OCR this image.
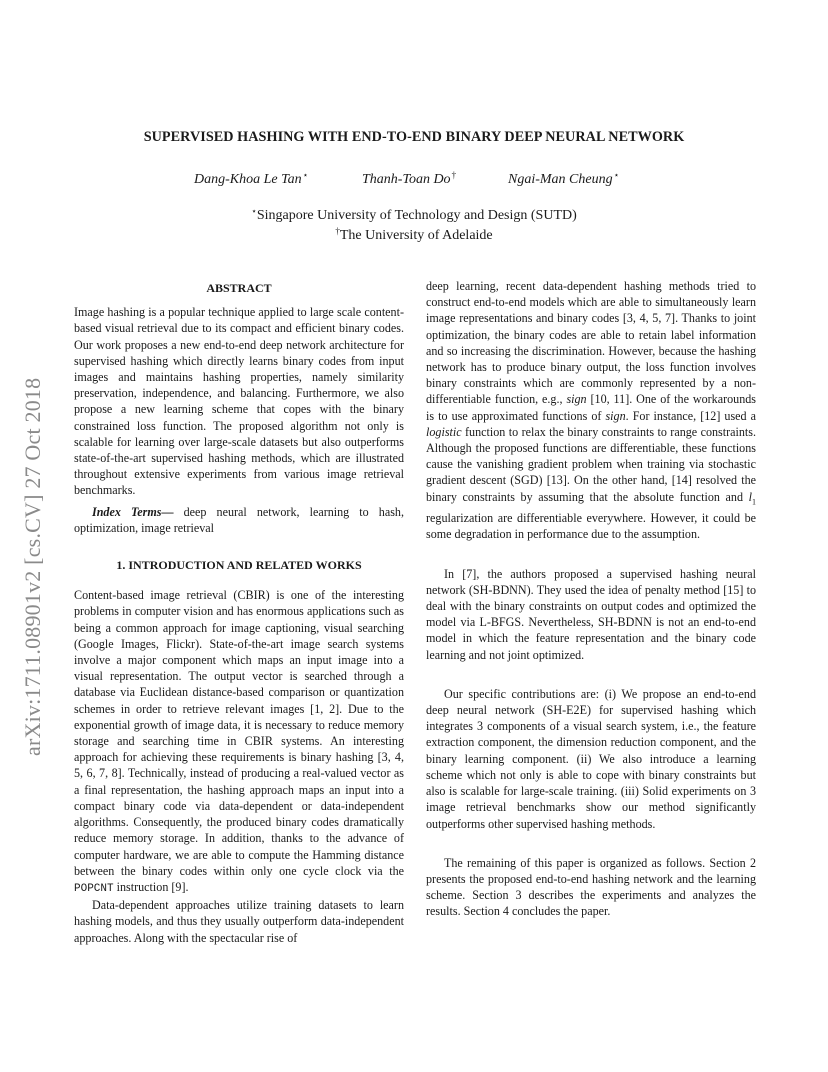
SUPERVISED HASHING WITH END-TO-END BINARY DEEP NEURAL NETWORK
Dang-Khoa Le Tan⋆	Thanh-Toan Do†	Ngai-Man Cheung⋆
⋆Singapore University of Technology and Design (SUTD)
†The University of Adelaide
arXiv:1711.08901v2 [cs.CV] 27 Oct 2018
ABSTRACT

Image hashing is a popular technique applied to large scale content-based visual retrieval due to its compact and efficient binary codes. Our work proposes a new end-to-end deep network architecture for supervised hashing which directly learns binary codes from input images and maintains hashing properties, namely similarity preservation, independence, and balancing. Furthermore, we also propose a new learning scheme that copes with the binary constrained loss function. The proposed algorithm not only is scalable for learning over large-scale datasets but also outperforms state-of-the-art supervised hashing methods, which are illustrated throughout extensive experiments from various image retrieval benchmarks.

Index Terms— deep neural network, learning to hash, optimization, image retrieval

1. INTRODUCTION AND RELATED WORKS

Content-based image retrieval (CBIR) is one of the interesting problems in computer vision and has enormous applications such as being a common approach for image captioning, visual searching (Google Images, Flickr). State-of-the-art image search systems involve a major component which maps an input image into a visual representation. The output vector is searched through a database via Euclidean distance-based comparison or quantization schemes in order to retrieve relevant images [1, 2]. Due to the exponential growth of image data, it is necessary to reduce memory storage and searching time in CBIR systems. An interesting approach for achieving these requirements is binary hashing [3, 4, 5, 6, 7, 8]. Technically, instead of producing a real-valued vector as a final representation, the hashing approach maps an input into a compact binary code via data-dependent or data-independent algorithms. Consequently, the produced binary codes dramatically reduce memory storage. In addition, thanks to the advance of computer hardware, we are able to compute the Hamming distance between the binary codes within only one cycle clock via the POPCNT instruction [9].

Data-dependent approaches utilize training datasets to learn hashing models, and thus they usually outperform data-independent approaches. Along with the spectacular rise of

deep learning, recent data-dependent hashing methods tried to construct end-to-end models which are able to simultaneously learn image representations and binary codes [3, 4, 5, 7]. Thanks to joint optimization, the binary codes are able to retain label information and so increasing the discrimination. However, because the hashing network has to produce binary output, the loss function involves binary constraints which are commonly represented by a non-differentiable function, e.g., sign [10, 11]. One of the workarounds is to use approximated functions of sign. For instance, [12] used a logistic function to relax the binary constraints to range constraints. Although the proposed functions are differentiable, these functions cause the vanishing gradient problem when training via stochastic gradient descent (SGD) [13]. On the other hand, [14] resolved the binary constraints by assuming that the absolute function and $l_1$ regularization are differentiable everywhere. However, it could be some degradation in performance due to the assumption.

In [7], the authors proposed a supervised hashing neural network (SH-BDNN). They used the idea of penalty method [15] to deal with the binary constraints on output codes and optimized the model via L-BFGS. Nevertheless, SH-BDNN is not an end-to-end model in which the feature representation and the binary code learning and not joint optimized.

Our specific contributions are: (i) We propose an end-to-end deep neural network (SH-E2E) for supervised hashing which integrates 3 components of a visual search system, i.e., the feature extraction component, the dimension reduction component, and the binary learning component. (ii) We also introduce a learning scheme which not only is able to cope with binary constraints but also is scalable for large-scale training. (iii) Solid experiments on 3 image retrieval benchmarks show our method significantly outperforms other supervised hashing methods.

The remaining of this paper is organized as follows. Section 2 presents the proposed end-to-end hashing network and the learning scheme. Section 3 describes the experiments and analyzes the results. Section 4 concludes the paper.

What you will do: Quote each line of the listing exactly, but leave the pictures out.

Full response:
OCR this image.
SUPERVISED HASHING WITH END-TO-END BINARY DEEP NEURAL NETWORK
Dang-Khoa Le Tan⋆	Thanh-Toan Do†	Ngai-Man Cheung⋆
⋆Singapore University of Technology and Design (SUTD)
†The University of Adelaide
arXiv:1711.08901v2 [cs.CV] 27 Oct 2018
ABSTRACT

Image hashing is a popular technique applied to large scale content-based visual retrieval due to its compact and efficient binary codes. Our work proposes a new end-to-end deep network architecture for supervised hashing which directly learns binary codes from input images and maintains hashing properties, namely similarity preservation, independence, and balancing. Furthermore, we also propose a new learning scheme that copes with the binary constrained loss function. The proposed algorithm not only is scalable for learning over large-scale datasets but also outperforms state-of-the-art supervised hashing methods, which are illustrated throughout extensive experiments from various image retrieval benchmarks.

Index Terms— deep neural network, learning to hash, optimization, image retrieval

1. INTRODUCTION AND RELATED WORKS

Content-based image retrieval (CBIR) is one of the interesting problems in computer vision and has enormous applications such as being a common approach for image captioning, visual searching (Google Images, Flickr). State-of-the-art image search systems involve a major component which maps an input image into a visual representation. The output vector is searched through a database via Euclidean distance-based comparison or quantization schemes in order to retrieve relevant images [1, 2]. Due to the exponential growth of image data, it is necessary to reduce memory storage and searching time in CBIR systems. An interesting approach for achieving these requirements is binary hashing [3, 4, 5, 6, 7, 8]. Technically, instead of producing a real-valued vector as a final representation, the hashing approach maps an input into a compact binary code via data-dependent or data-independent algorithms. Consequently, the produced binary codes dramatically reduce memory storage. In addition, thanks to the advance of computer hardware, we are able to compute the Hamming distance between the binary codes within only one cycle clock via the POPCNT instruction [9].

Data-dependent approaches utilize training datasets to learn hashing models, and thus they usually outperform data-independent approaches. Along with the spectacular rise of

deep learning, recent data-dependent hashing methods tried to construct end-to-end models which are able to simultaneously learn image representations and binary codes [3, 4, 5, 7]. Thanks to joint optimization, the binary codes are able to retain label information and so increasing the discrimination. However, because the hashing network has to produce binary output, the loss function involves binary constraints which are commonly represented by a non-differentiable function, e.g., sign [10, 11]. One of the workarounds is to use approximated functions of sign. For instance, [12] used a logistic function to relax the binary constraints to range constraints. Although the proposed functions are differentiable, these functions cause the vanishing gradient problem when training via stochastic gradient descent (SGD) [13]. On the other hand, [14] resolved the binary constraints by assuming that the absolute function and $l_1$ regularization are differentiable everywhere. However, it could be some degradation in performance due to the assumption.

In [7], the authors proposed a supervised hashing neural network (SH-BDNN). They used the idea of penalty method [15] to deal with the binary constraints on output codes and optimized the model via L-BFGS. Nevertheless, SH-BDNN is not an end-to-end model in which the feature representation and the binary code learning and not joint optimized.

Our specific contributions are: (i) We propose an end-to-end deep neural network (SH-E2E) for supervised hashing which integrates 3 components of a visual search system, i.e., the feature extraction component, the dimension reduction component, and the binary learning component. (ii) We also introduce a learning scheme which not only is able to cope with binary constraints but also is scalable for large-scale training. (iii) Solid experiments on 3 image retrieval benchmarks show our method significantly outperforms other supervised hashing methods.

The remaining of this paper is organized as follows. Section 2 presents the proposed end-to-end hashing network and the learning scheme. Section 3 describes the experiments and analyzes the results. Section 4 concludes the paper.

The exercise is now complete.